TASK DESCRIPTION: Every record must be transcribed in its entirety, apart from the images, which are to be omitted.
— BEGIN —
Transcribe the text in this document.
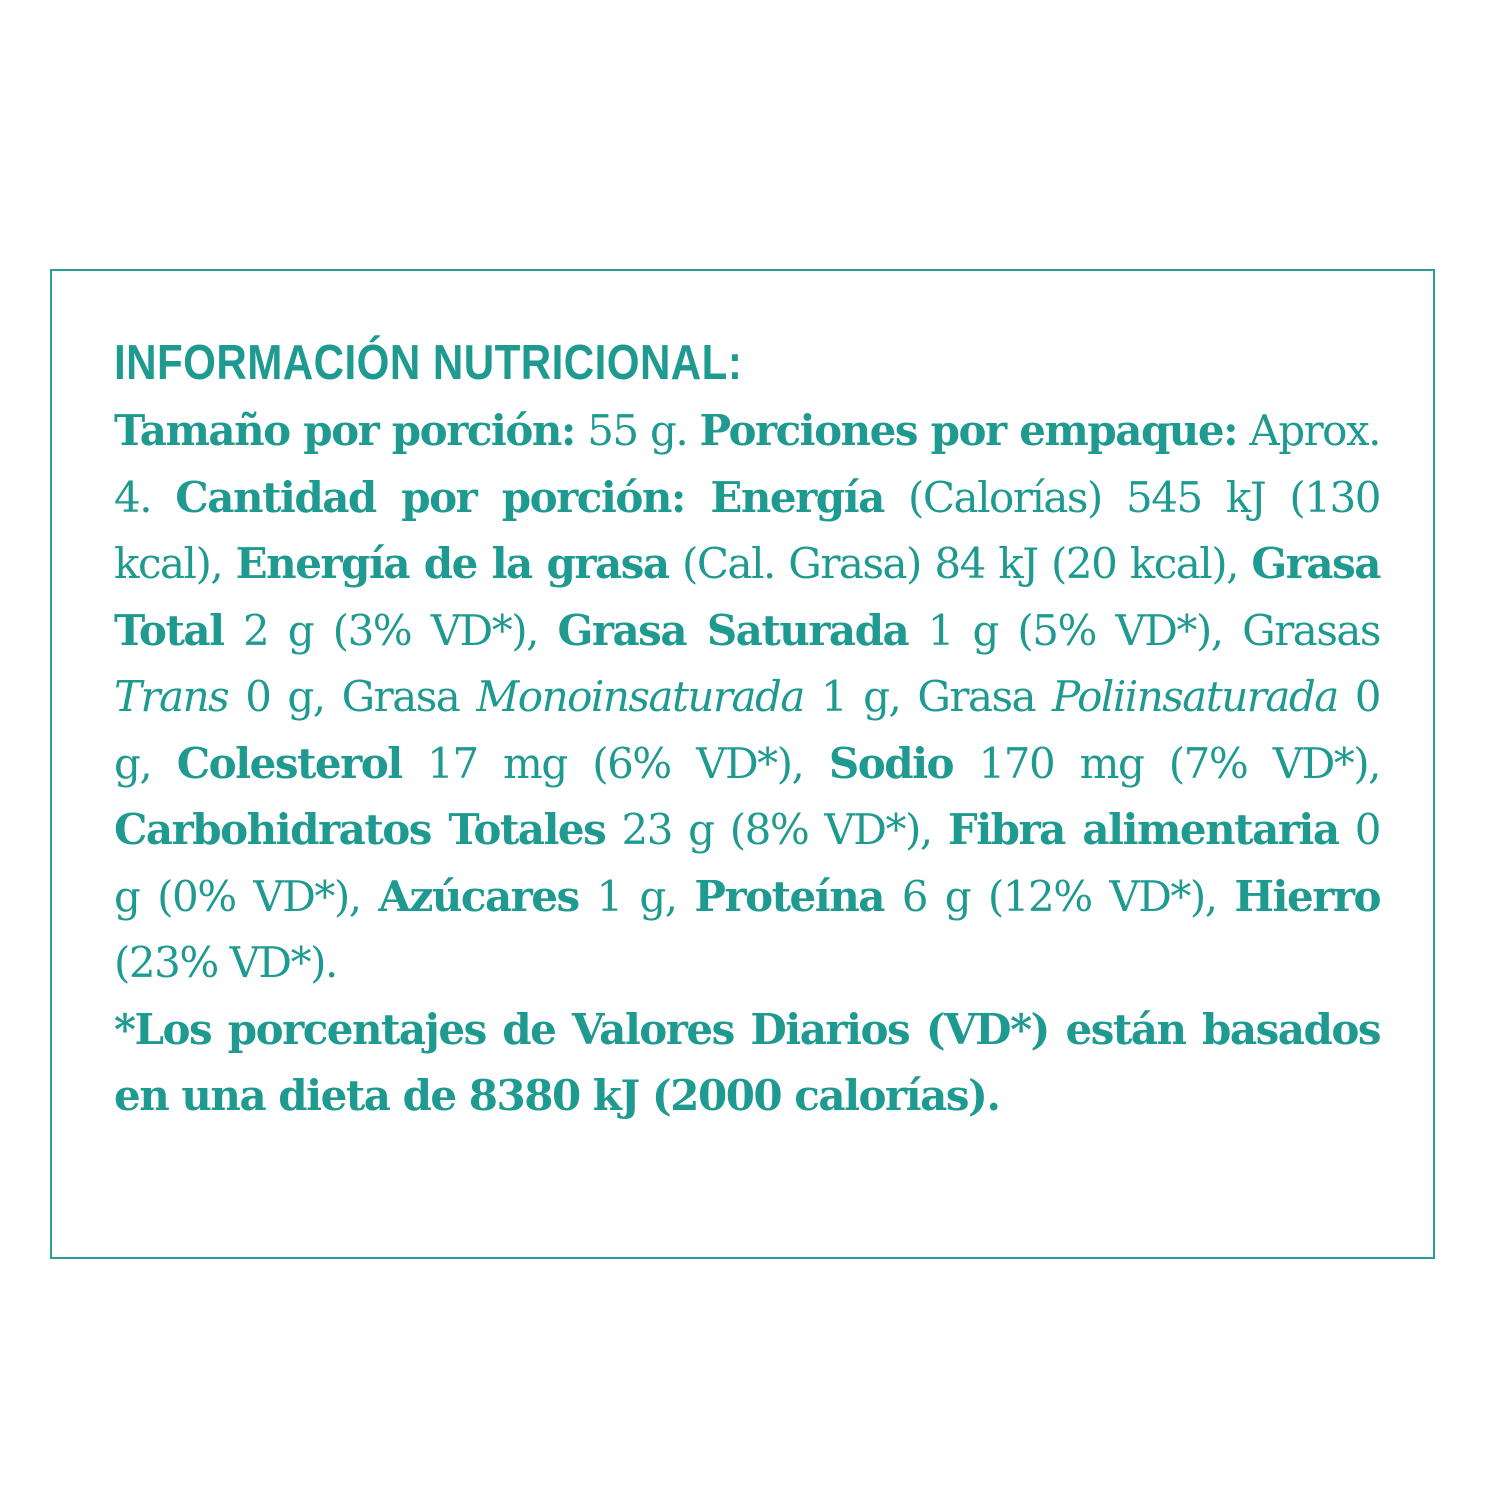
INFORMACIÓN NUTRICIONAL:

Tamaño por porción: 55 g. Porciones por empaque: Aprox. 4. Cantidad por porción: Energía (Calorías) 545 kJ (130 kcal), Energía de la grasa (Cal. Grasa) 84 kJ (20 kcal), Grasa Total 2 g (3% VD*), Grasa Saturada 1 g (5% VD*), Grasas Trans 0 g, Grasa Monoinsaturada 1 g, Grasa Poliinsaturada 0 g, Colesterol 17 mg (6% VD*), Sodio 170 mg (7% VD*), Carbohidratos Totales 23 g (8% VD*), Fibra alimentaria 0 g (0% VD*), Azúcares 1 g, Proteína 6 g (12% VD*), Hierro (23% VD*).
*Los porcentajes de Valores Diarios (VD*) están basados en una dieta de 8380 kJ (2000 calorías).
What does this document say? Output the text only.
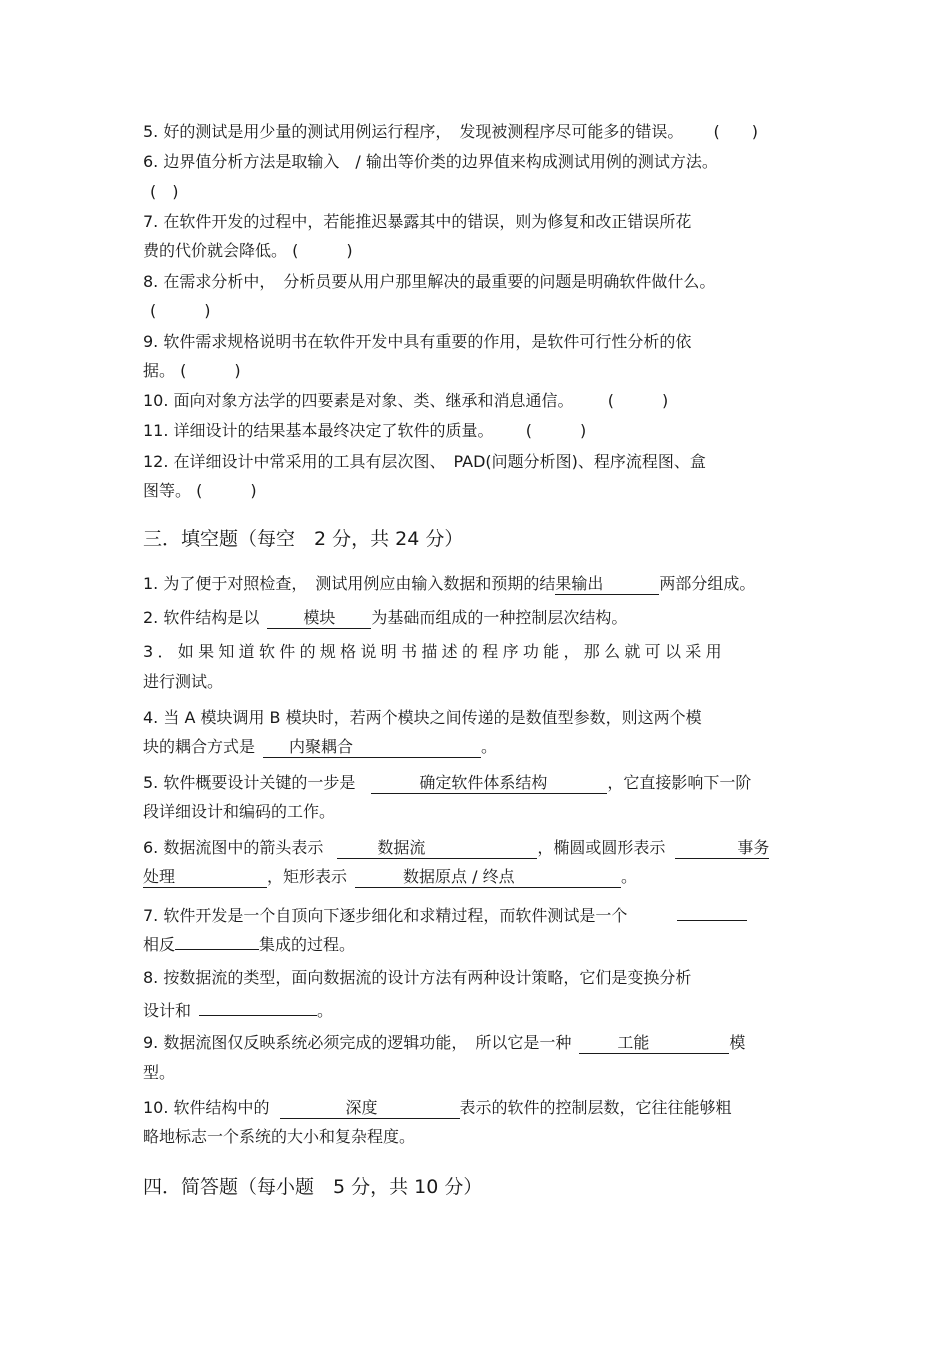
5. 好的测试是用少量的测试用例运行程序，　发现被测程序尽可能多的错误。 (　　)
6. 边界值分析方法是取输入　/ 输出等价类的边界值来构成测试用例的测试方法。
(　)
7. 在软件开发的过程中，若能推迟暴露其中的错误，则为修复和改正错误所花
费的代价就会降低。 (　　　)
8. 在需求分析中，　分析员要从用户那里解决的最重要的问题是明确软件做什么。
(　　　)
9. 软件需求规格说明书在软件开发中具有重要的作用，是软件可行性分析的依
据。 (　　　)
10. 面向对象方法学的四要素是对象、类、继承和消息通信。 (　　　)
11. 详细设计的结果基本最终决定了软件的质量。 (　　　)
12. 在详细设计中常采用的工具有层次图、　PAD(问题分析图)、程序流程图、盒
图等。 (　　　)
三．填空题（每空　2 分，共 24 分）
1. 为了便于对照检查，　测试用例应由输入数据和预期的结果输出	两部分组成。
2. 软件结构是以	模块 为基础而组成的一种控制层次结构。
3．如果知道软件的规格说明书描述的程序功能，那么就可以采用
进行测试。
4. 当 A 模块调用 B 模块时，若两个模块之间传递的是数值型参数，则这两个模
块的耦合方式是 内聚耦合	。
5. 软件概要设计关键的一步是	确定软件体系结构	，它直接影响下一阶
段详细设计和编码的工作。
6. 数据流图中的箭头表示	数据流	，椭圆或圆形表示	事务
处理	，矩形表示	数据原点 / 终点	。
7. 软件开发是一个自顶向下逐步细化和求精过程，而软件测试是一个
相反	集成的过程。
8. 按数据流的类型，面向数据流的设计方法有两种设计策略，它们是变换分析
设计和	。
9. 数据流图仅反映系统必须完成的逻辑功能，　所以它是一种	工能	模
型。
10. 软件结构中的	深度	表示的软件的控制层数，它往往能够粗
略地标志一个系统的大小和复杂程度。
四．简答题（每小题　5 分，共 10 分）
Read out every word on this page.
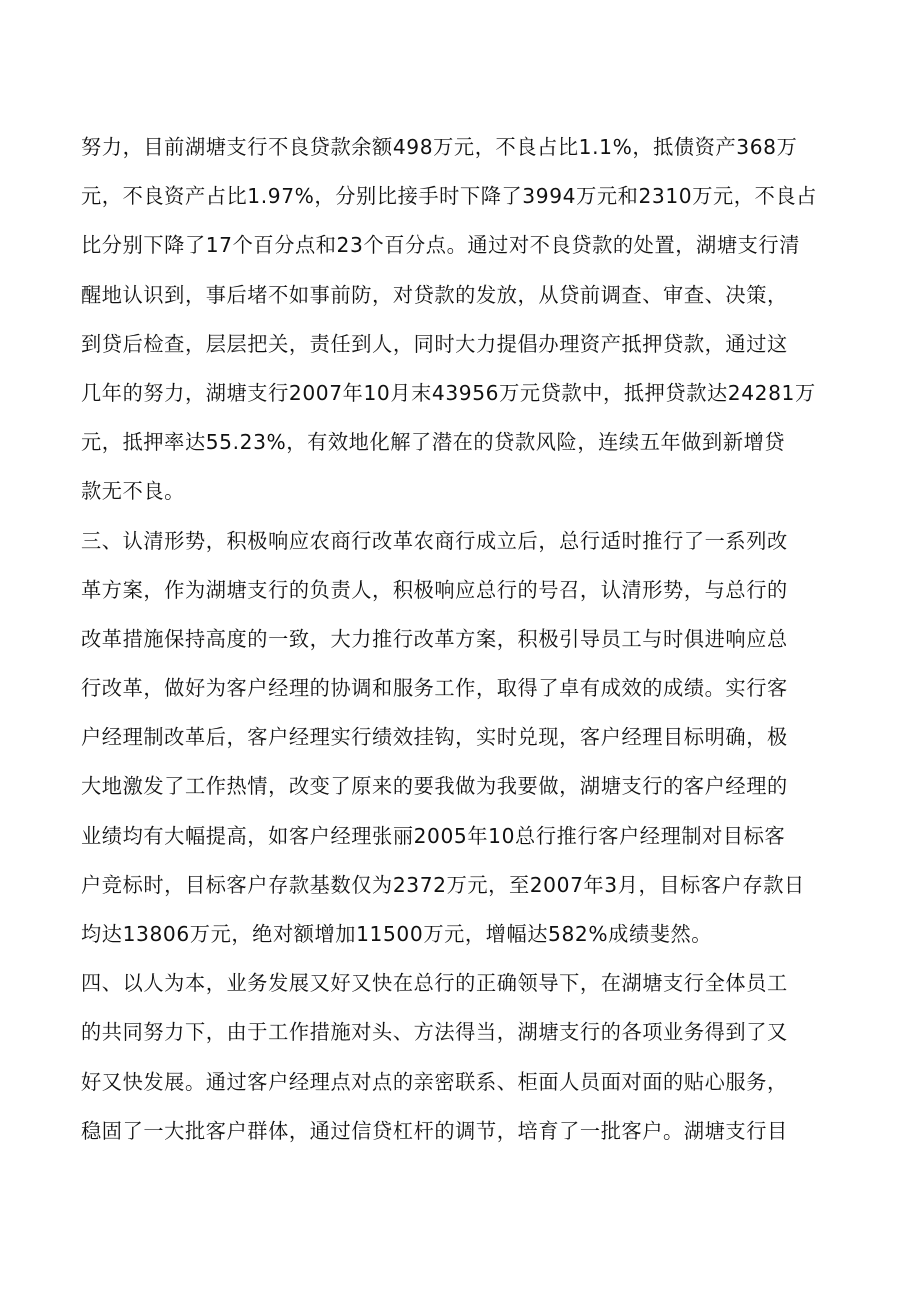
努力，目前湖塘支行不良贷款余额498万元，不良占比1.1%，抵债资产368万
元，不良资产占比1.97%，分别比接手时下降了3994万元和2310万元，不良占
比分别下降了17个百分点和23个百分点。通过对不良贷款的处置，湖塘支行清
醒地认识到，事后堵不如事前防，对贷款的发放，从贷前调查、审查、决策，
到贷后检查，层层把关，责任到人，同时大力提倡办理资产抵押贷款，通过这
几年的努力，湖塘支行2007年10月末43956万元贷款中，抵押贷款达24281万
元，抵押率达55.23%，有效地化解了潜在的贷款风险，连续五年做到新增贷
款无不良。
三、认清形势，积极响应农商行改革农商行成立后，总行适时推行了一系列改
革方案，作为湖塘支行的负责人，积极响应总行的号召，认清形势，与总行的
改革措施保持高度的一致，大力推行改革方案，积极引导员工与时俱进响应总
行改革，做好为客户经理的协调和服务工作，取得了卓有成效的成绩。实行客
户经理制改革后，客户经理实行绩效挂钩，实时兑现，客户经理目标明确，极
大地激发了工作热情，改变了原来的要我做为我要做，湖塘支行的客户经理的
业绩均有大幅提高，如客户经理张丽2005年10总行推行客户经理制对目标客
户竞标时，目标客户存款基数仅为2372万元，至2007年3月，目标客户存款日
均达13806万元，绝对额增加11500万元，增幅达582%成绩斐然。
四、以人为本，业务发展又好又快在总行的正确领导下，在湖塘支行全体员工
的共同努力下，由于工作措施对头、方法得当，湖塘支行的各项业务得到了又
好又快发展。通过客户经理点对点的亲密联系、柜面人员面对面的贴心服务，
稳固了一大批客户群体，通过信贷杠杆的调节，培育了一批客户。湖塘支行目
— END —
ANSWER TO THIS EXERCISE:
Transcribe the text in this document.
INFORMACIÓN NUTRICIONAL:

Tamaño por porción: 55 g. Porciones por empaque: Aprox. 4. Cantidad por porción: Energía (Calorías) 545 kJ (130 kcal), Energía de la grasa (Cal. Grasa) 84 kJ (20 kcal), Grasa Total 2 g (3% VD*), Grasa Saturada 1 g (5% VD*), Grasas Trans 0 g, Grasa Monoinsaturada 1 g, Grasa Poliinsaturada 0 g, Colesterol 17 mg (6% VD*), Sodio 170 mg (7% VD*), Carbohidratos Totales 23 g (8% VD*), Fibra alimentaria 0 g (0% VD*), Azúcares 1 g, Proteína 6 g (12% VD*), Hierro (23% VD*).
*Los porcentajes de Valores Diarios (VD*) están basados en una dieta de 8380 kJ (2000 calorías).
What does this document say? Output the text only.
5. 好的测试是用少量的测试用例运行程序，　发现被测程序尽可能多的错误。 (　　)
6. 边界值分析方法是取输入　/ 输出等价类的边界值来构成测试用例的测试方法。
(　)
7. 在软件开发的过程中，若能推迟暴露其中的错误，则为修复和改正错误所花
费的代价就会降低。 (　　　)
8. 在需求分析中，　分析员要从用户那里解决的最重要的问题是明确软件做什么。
(　　　)
9. 软件需求规格说明书在软件开发中具有重要的作用，是软件可行性分析的依
据。 (　　　)
10. 面向对象方法学的四要素是对象、类、继承和消息通信。 (　　　)
11. 详细设计的结果基本最终决定了软件的质量。 (　　　)
12. 在详细设计中常采用的工具有层次图、　PAD(问题分析图)、程序流程图、盒
图等。 (　　　)
三．填空题（每空　2 分，共 24 分）
1. 为了便于对照检查，　测试用例应由输入数据和预期的结果输出	两部分组成。
2. 软件结构是以	模块 为基础而组成的一种控制层次结构。
3．如果知道软件的规格说明书描述的程序功能，那么就可以采用
进行测试。
4. 当 A 模块调用 B 模块时，若两个模块之间传递的是数值型参数，则这两个模
块的耦合方式是 内聚耦合	。
5. 软件概要设计关键的一步是	确定软件体系结构	，它直接影响下一阶
段详细设计和编码的工作。
6. 数据流图中的箭头表示	数据流	，椭圆或圆形表示	事务
处理	，矩形表示	数据原点 / 终点	。
7. 软件开发是一个自顶向下逐步细化和求精过程，而软件测试是一个
相反	集成的过程。
8. 按数据流的类型，面向数据流的设计方法有两种设计策略，它们是变换分析
设计和	。
9. 数据流图仅反映系统必须完成的逻辑功能，　所以它是一种	工能	模
型。
10. 软件结构中的	深度	表示的软件的控制层数，它往往能够粗
略地标志一个系统的大小和复杂程度。
四．简答题（每小题　5 分，共 10 分）
Read out every word on this page.
努力，目前湖塘支行不良贷款余额498万元，不良占比1.1%，抵债资产368万
元，不良资产占比1.97%，分别比接手时下降了3994万元和2310万元，不良占
比分别下降了17个百分点和23个百分点。通过对不良贷款的处置，湖塘支行清
醒地认识到，事后堵不如事前防，对贷款的发放，从贷前调查、审查、决策，
到贷后检查，层层把关，责任到人，同时大力提倡办理资产抵押贷款，通过这
几年的努力，湖塘支行2007年10月末43956万元贷款中，抵押贷款达24281万
元，抵押率达55.23%，有效地化解了潜在的贷款风险，连续五年做到新增贷
款无不良。
三、认清形势，积极响应农商行改革农商行成立后，总行适时推行了一系列改
革方案，作为湖塘支行的负责人，积极响应总行的号召，认清形势，与总行的
改革措施保持高度的一致，大力推行改革方案，积极引导员工与时俱进响应总
行改革，做好为客户经理的协调和服务工作，取得了卓有成效的成绩。实行客
户经理制改革后，客户经理实行绩效挂钩，实时兑现，客户经理目标明确，极
大地激发了工作热情，改变了原来的要我做为我要做，湖塘支行的客户经理的
业绩均有大幅提高，如客户经理张丽2005年10总行推行客户经理制对目标客
户竞标时，目标客户存款基数仅为2372万元，至2007年3月，目标客户存款日
均达13806万元，绝对额增加11500万元，增幅达582%成绩斐然。
四、以人为本，业务发展又好又快在总行的正确领导下，在湖塘支行全体员工
的共同努力下，由于工作措施对头、方法得当，湖塘支行的各项业务得到了又
好又快发展。通过客户经理点对点的亲密联系、柜面人员面对面的贴心服务，
稳固了一大批客户群体，通过信贷杠杆的调节，培育了一批客户。湖塘支行目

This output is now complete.